Where a line contains the word "Help", copy that line.

● Data for processing:
○ ○ ○ ○ ○
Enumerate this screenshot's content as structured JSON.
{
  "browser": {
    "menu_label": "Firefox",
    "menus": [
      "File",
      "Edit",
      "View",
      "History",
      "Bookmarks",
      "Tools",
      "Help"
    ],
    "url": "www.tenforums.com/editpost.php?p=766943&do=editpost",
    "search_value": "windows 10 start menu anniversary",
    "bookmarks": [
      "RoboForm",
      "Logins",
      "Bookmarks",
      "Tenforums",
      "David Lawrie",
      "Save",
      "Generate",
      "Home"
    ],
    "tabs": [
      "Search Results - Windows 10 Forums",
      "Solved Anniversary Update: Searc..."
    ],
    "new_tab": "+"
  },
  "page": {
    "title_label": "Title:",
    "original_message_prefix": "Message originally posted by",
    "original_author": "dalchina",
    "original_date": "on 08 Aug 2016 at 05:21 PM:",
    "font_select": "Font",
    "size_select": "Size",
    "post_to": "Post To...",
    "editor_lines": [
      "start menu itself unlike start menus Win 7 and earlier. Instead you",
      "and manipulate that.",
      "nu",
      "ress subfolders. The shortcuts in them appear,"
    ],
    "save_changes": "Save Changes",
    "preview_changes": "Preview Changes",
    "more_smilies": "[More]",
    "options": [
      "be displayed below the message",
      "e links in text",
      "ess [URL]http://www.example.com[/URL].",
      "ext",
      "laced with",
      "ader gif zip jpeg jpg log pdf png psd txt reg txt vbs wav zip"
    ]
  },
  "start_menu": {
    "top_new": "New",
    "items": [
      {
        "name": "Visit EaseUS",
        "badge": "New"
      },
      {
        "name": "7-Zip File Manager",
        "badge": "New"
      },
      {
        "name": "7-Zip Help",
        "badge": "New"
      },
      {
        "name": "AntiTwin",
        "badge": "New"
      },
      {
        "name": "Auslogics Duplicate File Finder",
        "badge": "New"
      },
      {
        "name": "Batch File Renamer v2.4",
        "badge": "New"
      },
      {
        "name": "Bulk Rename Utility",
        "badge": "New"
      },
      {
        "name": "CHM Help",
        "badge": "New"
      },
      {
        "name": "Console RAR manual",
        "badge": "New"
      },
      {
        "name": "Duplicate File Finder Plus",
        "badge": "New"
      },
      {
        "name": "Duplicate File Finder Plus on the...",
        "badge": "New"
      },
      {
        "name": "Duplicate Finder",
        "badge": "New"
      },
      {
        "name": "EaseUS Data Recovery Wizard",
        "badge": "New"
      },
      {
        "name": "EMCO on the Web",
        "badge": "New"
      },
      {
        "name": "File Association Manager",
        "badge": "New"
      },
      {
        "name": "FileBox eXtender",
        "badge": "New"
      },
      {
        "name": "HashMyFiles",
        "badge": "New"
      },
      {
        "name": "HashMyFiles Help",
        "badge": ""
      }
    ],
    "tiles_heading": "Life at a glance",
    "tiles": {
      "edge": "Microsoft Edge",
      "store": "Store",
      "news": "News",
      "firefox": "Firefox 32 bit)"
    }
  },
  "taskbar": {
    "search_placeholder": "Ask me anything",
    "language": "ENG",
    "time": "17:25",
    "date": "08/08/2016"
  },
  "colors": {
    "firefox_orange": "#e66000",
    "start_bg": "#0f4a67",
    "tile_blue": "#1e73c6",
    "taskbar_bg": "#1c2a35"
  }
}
○ ○ ○ ○ ○
● Completed exercise:
      "Help"
        "name": "7-Zip Help",
        "name": "CHM Help",
        "name": "HashMyFiles Help",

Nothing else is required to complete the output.